* _SHORT EXERCISE_: Scan the entries below. List each line with "ylabel".

::::

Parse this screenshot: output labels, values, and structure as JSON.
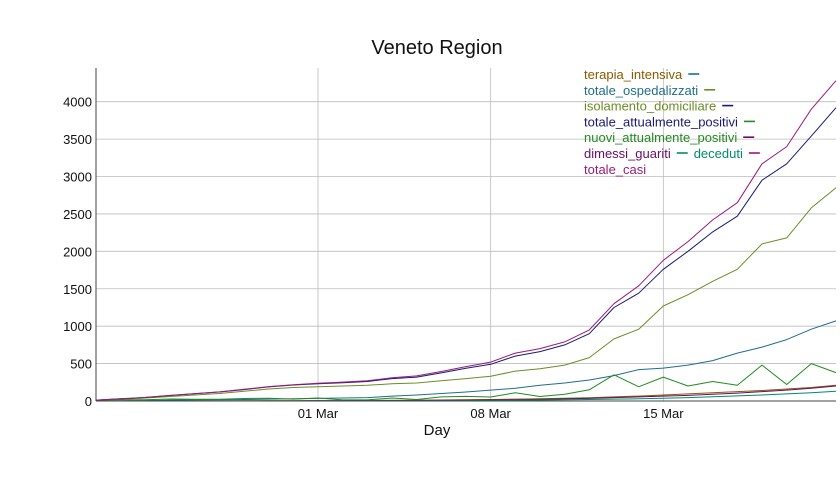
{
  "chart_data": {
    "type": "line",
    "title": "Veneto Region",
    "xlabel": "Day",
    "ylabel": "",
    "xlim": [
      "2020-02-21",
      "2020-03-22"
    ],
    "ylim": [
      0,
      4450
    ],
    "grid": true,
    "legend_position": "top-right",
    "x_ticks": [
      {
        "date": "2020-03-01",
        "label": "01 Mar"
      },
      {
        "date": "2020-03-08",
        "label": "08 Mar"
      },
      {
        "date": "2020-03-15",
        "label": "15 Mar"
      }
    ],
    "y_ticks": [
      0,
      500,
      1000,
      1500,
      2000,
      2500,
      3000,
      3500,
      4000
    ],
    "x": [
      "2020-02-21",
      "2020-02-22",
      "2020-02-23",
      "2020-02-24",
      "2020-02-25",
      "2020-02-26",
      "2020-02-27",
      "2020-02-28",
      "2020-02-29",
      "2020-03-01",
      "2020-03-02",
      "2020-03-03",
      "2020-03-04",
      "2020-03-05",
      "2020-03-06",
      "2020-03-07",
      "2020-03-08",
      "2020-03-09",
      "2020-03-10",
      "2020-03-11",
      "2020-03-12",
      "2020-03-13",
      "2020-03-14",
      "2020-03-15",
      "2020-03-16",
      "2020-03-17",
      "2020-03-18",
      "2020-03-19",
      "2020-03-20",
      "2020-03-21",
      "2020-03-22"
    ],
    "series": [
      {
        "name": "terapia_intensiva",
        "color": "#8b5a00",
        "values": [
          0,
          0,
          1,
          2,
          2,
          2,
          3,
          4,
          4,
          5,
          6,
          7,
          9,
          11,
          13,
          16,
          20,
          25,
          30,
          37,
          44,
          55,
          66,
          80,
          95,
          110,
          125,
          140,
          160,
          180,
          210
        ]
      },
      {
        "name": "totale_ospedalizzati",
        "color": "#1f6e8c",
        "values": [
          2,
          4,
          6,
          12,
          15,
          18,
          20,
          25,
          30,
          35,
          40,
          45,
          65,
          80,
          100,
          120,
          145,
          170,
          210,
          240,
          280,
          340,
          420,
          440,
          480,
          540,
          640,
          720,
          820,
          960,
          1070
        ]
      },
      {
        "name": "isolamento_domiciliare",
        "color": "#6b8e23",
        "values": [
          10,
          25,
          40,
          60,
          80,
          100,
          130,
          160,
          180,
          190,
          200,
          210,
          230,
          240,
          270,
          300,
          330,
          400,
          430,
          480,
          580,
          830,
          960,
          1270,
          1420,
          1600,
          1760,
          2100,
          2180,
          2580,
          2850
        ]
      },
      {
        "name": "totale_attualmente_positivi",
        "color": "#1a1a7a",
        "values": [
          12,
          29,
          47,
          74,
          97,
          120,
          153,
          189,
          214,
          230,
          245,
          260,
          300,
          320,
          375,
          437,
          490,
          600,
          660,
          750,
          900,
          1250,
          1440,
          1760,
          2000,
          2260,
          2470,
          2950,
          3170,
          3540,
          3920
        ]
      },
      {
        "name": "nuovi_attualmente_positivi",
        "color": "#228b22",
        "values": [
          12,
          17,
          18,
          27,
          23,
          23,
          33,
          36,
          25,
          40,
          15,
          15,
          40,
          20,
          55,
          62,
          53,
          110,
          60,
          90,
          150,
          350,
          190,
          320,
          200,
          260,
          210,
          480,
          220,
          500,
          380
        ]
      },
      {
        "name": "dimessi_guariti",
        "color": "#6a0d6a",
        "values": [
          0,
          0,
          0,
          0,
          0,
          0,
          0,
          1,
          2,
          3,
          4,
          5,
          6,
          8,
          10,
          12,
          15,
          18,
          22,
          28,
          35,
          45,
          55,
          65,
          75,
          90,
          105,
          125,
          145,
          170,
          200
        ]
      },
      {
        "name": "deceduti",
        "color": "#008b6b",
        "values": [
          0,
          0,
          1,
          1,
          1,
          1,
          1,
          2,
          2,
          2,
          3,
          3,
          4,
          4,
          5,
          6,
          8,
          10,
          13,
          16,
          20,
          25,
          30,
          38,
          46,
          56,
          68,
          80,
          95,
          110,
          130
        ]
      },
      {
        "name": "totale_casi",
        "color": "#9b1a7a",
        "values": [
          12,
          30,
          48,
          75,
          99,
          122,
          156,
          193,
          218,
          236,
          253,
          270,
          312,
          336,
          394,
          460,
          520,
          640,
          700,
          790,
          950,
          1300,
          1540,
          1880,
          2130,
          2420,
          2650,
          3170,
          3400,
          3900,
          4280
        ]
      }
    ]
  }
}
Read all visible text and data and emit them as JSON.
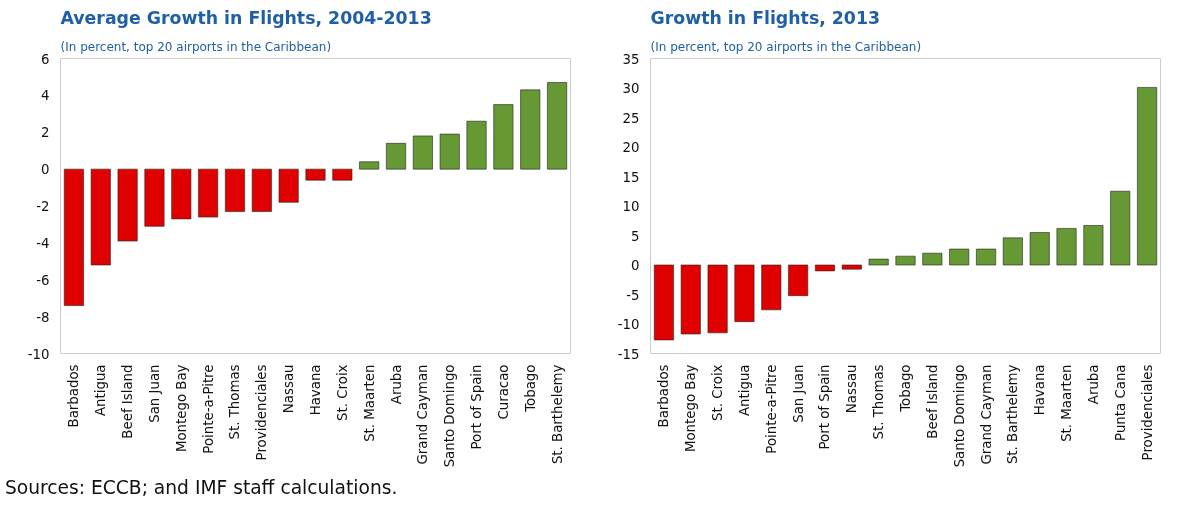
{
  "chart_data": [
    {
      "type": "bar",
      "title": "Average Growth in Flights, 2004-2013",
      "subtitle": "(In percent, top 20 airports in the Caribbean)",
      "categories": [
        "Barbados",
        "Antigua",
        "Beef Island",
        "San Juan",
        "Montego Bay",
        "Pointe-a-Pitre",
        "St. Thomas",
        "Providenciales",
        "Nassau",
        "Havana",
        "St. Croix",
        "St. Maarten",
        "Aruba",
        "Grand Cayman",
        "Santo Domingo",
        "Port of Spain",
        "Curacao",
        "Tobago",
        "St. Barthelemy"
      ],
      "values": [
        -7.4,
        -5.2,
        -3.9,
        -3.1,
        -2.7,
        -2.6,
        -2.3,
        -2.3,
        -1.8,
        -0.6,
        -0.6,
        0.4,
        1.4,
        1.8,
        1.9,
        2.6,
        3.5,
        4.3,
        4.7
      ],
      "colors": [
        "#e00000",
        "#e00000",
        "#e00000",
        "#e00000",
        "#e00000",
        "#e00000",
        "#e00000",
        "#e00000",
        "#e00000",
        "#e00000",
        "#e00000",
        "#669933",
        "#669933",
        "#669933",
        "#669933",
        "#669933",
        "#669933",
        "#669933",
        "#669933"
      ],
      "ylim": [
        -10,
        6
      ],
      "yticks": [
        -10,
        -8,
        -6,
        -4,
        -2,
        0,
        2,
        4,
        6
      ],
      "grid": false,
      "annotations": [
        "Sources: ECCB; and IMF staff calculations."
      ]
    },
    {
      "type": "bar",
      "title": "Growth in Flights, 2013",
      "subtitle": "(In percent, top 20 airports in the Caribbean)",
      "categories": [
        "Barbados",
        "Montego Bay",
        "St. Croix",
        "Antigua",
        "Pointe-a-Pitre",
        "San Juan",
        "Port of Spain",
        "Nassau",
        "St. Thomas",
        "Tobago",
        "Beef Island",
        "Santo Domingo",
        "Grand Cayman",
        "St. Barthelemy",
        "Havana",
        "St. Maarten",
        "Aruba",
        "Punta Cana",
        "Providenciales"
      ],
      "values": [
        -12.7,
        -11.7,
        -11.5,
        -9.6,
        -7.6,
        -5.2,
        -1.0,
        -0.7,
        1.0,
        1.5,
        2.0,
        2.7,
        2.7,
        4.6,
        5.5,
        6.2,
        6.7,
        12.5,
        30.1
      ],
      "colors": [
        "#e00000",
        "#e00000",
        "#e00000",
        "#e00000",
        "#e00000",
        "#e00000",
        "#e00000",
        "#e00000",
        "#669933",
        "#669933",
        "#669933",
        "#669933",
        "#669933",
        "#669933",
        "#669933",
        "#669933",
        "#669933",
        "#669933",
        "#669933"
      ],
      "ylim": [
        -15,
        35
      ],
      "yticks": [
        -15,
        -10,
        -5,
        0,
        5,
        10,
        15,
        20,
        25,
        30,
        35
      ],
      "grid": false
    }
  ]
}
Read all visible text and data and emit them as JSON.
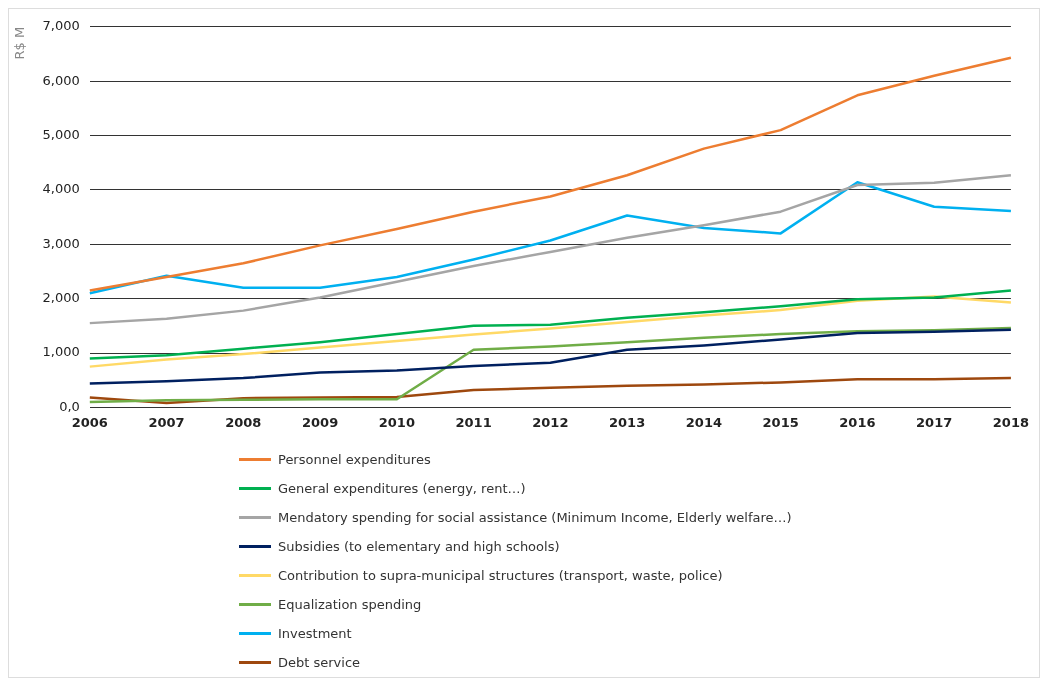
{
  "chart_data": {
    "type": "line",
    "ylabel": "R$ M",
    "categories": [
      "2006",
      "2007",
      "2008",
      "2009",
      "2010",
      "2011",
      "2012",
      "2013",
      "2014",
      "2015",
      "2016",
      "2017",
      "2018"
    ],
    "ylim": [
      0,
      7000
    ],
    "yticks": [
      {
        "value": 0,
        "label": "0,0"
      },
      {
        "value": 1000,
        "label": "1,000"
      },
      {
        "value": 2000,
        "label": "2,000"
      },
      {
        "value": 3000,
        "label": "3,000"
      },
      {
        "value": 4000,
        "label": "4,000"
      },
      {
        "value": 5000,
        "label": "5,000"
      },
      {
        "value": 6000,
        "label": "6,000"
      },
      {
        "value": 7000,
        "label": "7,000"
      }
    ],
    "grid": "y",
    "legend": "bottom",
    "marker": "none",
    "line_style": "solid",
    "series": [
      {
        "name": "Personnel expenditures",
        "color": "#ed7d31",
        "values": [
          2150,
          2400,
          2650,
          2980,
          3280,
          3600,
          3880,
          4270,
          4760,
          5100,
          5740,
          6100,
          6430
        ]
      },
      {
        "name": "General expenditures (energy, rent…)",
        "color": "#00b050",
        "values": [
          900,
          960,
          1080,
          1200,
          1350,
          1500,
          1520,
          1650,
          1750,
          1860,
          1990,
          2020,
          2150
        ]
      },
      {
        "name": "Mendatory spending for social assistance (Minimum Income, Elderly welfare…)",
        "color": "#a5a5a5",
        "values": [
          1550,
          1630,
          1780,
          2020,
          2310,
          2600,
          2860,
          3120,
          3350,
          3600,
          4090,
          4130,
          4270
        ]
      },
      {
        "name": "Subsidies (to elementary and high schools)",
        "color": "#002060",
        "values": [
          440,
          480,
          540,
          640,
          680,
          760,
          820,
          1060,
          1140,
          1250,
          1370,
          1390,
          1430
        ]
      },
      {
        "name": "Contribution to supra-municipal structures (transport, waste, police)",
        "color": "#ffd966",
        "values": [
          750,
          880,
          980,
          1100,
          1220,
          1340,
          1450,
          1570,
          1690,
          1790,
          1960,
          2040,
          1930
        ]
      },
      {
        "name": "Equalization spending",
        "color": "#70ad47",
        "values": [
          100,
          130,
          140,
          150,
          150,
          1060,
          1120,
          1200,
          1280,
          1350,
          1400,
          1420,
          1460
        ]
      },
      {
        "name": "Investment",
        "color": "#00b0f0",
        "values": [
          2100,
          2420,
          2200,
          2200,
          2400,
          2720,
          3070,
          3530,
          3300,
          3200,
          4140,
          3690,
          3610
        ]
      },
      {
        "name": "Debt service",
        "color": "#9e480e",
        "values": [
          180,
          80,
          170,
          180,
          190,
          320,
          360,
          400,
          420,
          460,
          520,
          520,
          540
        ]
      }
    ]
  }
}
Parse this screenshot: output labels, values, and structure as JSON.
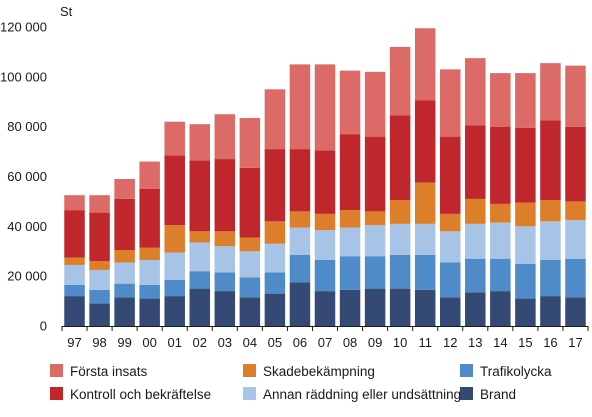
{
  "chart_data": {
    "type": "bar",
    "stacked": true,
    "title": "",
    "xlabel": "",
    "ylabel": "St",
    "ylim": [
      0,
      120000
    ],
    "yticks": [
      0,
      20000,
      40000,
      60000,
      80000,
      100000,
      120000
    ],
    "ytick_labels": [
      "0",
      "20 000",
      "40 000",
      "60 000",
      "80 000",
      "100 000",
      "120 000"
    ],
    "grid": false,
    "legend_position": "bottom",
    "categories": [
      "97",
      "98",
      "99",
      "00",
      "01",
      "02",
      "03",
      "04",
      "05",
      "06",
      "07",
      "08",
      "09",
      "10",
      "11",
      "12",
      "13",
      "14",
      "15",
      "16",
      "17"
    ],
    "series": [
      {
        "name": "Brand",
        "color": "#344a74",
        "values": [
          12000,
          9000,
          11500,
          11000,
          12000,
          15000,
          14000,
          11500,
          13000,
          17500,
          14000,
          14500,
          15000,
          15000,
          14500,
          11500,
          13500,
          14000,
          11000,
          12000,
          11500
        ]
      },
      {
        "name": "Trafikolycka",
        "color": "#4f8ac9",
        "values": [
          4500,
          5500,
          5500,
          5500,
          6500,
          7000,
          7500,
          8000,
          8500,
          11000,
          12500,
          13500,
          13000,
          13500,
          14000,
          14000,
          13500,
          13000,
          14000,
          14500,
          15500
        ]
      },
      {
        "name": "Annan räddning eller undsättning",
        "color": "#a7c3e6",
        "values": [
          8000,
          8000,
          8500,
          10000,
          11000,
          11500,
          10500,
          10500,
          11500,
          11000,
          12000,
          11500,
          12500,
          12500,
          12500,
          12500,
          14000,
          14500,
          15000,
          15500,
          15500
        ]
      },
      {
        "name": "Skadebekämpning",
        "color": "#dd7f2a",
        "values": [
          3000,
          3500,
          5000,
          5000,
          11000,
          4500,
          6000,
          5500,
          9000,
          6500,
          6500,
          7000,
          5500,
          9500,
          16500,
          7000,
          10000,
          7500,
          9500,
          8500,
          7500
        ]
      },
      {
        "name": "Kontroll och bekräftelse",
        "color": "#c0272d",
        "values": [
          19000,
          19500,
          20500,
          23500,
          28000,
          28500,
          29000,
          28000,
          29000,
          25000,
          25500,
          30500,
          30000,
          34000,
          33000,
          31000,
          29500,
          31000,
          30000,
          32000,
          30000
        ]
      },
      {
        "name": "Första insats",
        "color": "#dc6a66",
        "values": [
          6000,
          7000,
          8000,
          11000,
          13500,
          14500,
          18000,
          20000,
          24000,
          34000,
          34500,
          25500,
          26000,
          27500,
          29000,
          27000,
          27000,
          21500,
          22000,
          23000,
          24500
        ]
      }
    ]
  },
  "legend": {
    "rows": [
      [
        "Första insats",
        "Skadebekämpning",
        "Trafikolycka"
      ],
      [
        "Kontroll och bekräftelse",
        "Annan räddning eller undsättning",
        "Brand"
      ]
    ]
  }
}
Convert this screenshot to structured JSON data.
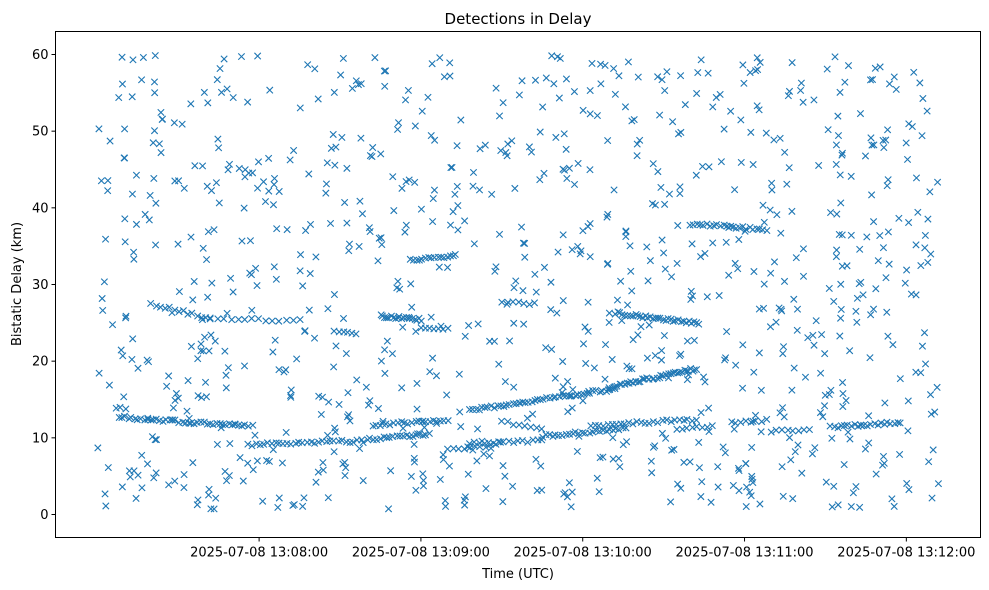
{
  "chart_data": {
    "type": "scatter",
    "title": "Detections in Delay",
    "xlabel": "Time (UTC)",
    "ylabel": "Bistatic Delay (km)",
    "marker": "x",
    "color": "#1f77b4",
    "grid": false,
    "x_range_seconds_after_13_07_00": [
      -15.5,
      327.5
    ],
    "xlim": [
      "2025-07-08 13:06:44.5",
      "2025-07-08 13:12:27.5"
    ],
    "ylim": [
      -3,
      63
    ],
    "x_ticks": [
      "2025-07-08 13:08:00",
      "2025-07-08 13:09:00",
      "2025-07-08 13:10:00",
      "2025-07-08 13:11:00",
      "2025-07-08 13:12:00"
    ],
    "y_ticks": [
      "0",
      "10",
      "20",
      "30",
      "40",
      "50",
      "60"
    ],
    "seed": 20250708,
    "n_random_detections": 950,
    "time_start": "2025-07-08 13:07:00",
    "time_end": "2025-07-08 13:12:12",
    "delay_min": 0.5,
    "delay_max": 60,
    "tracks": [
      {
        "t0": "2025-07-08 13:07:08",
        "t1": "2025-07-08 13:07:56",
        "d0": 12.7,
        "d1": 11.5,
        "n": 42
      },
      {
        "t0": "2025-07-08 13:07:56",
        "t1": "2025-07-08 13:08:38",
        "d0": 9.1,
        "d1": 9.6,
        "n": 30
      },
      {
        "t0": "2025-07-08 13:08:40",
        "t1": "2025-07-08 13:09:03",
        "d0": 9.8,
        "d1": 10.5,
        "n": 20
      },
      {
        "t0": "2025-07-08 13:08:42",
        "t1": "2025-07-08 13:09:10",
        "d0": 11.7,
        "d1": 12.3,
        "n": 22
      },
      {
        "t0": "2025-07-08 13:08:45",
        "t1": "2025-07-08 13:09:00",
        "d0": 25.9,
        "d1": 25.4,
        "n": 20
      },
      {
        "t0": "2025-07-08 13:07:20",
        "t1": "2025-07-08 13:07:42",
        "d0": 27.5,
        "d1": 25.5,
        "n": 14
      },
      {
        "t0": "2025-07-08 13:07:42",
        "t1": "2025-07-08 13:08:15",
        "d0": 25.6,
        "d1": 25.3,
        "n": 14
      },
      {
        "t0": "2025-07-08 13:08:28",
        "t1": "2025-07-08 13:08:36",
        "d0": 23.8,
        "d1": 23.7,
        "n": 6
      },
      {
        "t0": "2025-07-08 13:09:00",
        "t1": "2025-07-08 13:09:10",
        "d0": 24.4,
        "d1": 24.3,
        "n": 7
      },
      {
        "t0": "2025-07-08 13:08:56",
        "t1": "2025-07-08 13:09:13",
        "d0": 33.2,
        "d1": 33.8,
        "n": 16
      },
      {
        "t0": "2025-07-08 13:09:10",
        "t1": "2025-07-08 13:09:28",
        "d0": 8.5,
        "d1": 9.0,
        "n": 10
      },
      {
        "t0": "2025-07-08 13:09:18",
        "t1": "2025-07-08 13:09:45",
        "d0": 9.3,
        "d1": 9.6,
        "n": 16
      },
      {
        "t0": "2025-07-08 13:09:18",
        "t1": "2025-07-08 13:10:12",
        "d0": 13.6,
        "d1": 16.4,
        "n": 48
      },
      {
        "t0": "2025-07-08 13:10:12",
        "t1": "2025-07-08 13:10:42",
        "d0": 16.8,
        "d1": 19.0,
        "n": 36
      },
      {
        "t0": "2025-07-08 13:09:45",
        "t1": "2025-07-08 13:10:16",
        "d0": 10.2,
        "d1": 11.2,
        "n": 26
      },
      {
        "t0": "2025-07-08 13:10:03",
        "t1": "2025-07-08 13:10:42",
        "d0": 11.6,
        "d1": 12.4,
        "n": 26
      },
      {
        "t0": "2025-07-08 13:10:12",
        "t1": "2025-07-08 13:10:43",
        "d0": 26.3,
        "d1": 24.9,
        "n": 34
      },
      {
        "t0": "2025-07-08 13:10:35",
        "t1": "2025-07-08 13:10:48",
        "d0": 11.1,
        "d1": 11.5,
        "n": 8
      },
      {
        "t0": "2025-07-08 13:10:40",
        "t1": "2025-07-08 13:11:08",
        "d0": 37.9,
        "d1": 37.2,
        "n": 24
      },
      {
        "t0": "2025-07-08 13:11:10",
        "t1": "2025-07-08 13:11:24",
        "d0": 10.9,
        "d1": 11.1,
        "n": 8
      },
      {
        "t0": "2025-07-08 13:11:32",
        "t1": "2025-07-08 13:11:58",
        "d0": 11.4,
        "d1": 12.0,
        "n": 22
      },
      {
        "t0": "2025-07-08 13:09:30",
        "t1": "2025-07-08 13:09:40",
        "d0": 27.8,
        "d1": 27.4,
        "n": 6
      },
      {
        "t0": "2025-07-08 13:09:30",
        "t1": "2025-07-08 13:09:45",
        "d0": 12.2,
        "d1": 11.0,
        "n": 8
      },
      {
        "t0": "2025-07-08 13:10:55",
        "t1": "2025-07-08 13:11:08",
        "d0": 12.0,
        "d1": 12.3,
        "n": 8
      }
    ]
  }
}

::::

* _RESULT OF THIS TASK_:
    "ylabel": "",
    "ylabel": "R$ M",
    "ylabel": "St",
    "ylabel": "Bistatic Delay (km)",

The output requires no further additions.